Summarize the investing newsletter excerpt in three sentences.

··· Document segment

Ironically the biggest wins this year among Red Flag Alerts were a few Chinese stock frauds whose shares plunged to pennies within days or weeks of my reports. Believe it or not, new versions of these frauds continue to pop up on Meta’s META 0.00%↑ Facebook, Instagram and Threads… or at least they did as recently as this past week. This is my reaction to one on Threads…
Why can’t Meta stop it? The headline to this Reuters Investigation says it best… “Meta tolerates rampant ad fraud from China to safeguard billions in revenue.”
Maybe that will be next year’s big scandal. Unless of, course, that will be the year the entire market gets a dose of reality… which is why it’s never a good idea to ignore the red flags.
Speaking of Which…
In terms of not ignoring the red flags, if I had a single favorite non-stock-specific report this year it was the one headlined, “Why CoreWeave Is So Important to Watch.”
The focus wasn’t as much on CoreWeave CRWV 0.00%↑, but what it represented, zeroing in on what I believe was the single-most overlooked “tell” that suggested just how overly confident the company had become: its rollout of CoreWeave Ventures. The report itself went deeper into overlaying this cycle to the telecom bubble, while also drawing parallels with the Great Financial Crisis. This was on the early side of the wave of both of those themes gaining mainstream traction.
In the same vein, there was my report on the reality of the sudden firehose of data center-related press releases…
And lest you forget, I also do longs, with a focus on overlooked or under-the radar companies. You can find them under the “Special Situations” section of my website. While I lean into the red flags, I also know a good story when I see it… and simply can’t resist.
Without question the best so far this year (knowing full well this is a year when anything not nailed down can soar) was my report on Turning Point Brands TPB 0.00%↑ , which is 43% higher since George Baxter of Sabrepoint Capital shared his research with me.
Also worth watching, Weight Watchers WW 0.00%↑, which has an asymmetric credit angle…
And Clear Channel CCO 0.00%↑, which has been given up for dead. Wait’ll you see who has been buying the stock…
I would love to do more longs, including updates on some of the others in my archives. Trouble is, I’m one guy, with only so much time. And my fingers can only type so fast.

······
··· Material supplied

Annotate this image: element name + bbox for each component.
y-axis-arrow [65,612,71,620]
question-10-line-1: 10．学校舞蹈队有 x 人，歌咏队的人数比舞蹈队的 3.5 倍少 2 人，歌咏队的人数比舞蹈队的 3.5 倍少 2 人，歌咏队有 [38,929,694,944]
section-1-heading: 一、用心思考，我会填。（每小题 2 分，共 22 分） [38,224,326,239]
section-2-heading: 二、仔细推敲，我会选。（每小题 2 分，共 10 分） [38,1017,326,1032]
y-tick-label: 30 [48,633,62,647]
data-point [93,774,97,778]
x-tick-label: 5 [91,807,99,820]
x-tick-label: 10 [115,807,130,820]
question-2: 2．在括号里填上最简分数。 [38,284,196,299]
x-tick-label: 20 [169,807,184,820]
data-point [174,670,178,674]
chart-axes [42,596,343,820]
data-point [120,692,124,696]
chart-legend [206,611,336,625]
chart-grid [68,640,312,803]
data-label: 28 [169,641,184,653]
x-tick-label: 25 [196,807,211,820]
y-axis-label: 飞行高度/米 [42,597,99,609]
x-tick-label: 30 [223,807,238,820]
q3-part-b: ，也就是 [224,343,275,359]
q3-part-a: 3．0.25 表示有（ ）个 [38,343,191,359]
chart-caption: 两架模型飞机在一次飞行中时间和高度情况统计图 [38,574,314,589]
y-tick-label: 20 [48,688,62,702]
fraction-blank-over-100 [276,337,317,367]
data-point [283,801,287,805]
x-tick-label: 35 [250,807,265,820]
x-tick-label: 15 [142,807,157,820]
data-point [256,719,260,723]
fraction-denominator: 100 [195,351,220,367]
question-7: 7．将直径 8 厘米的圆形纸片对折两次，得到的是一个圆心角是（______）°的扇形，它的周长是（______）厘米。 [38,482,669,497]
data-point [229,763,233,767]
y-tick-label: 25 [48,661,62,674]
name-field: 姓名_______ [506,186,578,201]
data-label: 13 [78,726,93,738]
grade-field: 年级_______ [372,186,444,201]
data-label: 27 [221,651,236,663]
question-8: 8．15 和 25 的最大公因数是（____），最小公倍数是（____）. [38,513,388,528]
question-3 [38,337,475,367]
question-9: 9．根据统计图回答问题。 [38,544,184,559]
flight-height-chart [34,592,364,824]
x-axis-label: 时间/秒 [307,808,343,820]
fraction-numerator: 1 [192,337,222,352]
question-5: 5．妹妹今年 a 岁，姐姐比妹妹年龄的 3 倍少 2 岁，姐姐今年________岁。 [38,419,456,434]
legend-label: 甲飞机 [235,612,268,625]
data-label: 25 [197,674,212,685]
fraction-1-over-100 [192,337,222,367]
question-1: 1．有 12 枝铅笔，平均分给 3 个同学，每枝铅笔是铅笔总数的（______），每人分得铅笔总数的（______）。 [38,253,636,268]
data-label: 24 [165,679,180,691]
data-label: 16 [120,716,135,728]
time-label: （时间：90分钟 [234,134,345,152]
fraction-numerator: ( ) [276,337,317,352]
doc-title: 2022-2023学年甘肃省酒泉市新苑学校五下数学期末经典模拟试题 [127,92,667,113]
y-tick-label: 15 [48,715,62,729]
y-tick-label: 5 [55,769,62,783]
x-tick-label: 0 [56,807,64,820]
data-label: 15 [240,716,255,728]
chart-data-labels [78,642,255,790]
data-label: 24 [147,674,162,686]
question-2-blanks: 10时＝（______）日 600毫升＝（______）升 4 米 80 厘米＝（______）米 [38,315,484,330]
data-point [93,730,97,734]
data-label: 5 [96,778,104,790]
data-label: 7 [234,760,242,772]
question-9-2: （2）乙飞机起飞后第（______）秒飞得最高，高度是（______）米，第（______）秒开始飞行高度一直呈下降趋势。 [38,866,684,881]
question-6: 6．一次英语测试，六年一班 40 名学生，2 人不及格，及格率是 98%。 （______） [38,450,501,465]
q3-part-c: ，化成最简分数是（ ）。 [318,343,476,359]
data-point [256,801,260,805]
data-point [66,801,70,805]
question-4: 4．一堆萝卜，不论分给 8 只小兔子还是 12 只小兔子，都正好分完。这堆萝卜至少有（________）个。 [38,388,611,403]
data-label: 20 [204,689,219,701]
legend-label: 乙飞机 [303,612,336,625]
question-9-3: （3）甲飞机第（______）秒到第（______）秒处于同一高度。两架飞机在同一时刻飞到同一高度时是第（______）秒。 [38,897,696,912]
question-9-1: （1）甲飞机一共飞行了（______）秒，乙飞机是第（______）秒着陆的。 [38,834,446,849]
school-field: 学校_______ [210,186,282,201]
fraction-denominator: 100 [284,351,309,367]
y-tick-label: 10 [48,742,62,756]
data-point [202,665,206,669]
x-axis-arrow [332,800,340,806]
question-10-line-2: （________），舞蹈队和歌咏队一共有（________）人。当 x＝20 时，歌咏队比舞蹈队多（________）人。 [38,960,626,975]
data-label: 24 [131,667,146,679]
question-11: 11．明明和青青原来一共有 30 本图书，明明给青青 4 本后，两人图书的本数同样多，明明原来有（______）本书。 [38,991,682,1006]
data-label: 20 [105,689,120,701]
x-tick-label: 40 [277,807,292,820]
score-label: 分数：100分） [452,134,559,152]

······

■ Answer to this problem ■
The author's biggest Red Flag Alert wins this year were a few Chinese stock frauds whose shares plunged to pennies soon after the reports, and new versions still appear on Meta's platforms, which a Reuters investigation headline says Meta tolerates to safeguard billions in revenue. The favorite non-stock-specific report was "Why CoreWeave Is So Important to Watch," which singled out the rollout of CoreWeave Ventures as a sign of overconfidence and compared this cycle to the telecom bubble and the Great Financial Crisis. The author also covers long ideas, the best so far this year being Turning Point Brands, now 43% higher, with Weight Watchers and Clear Channel also noted, but limited time keeps the author from doing more.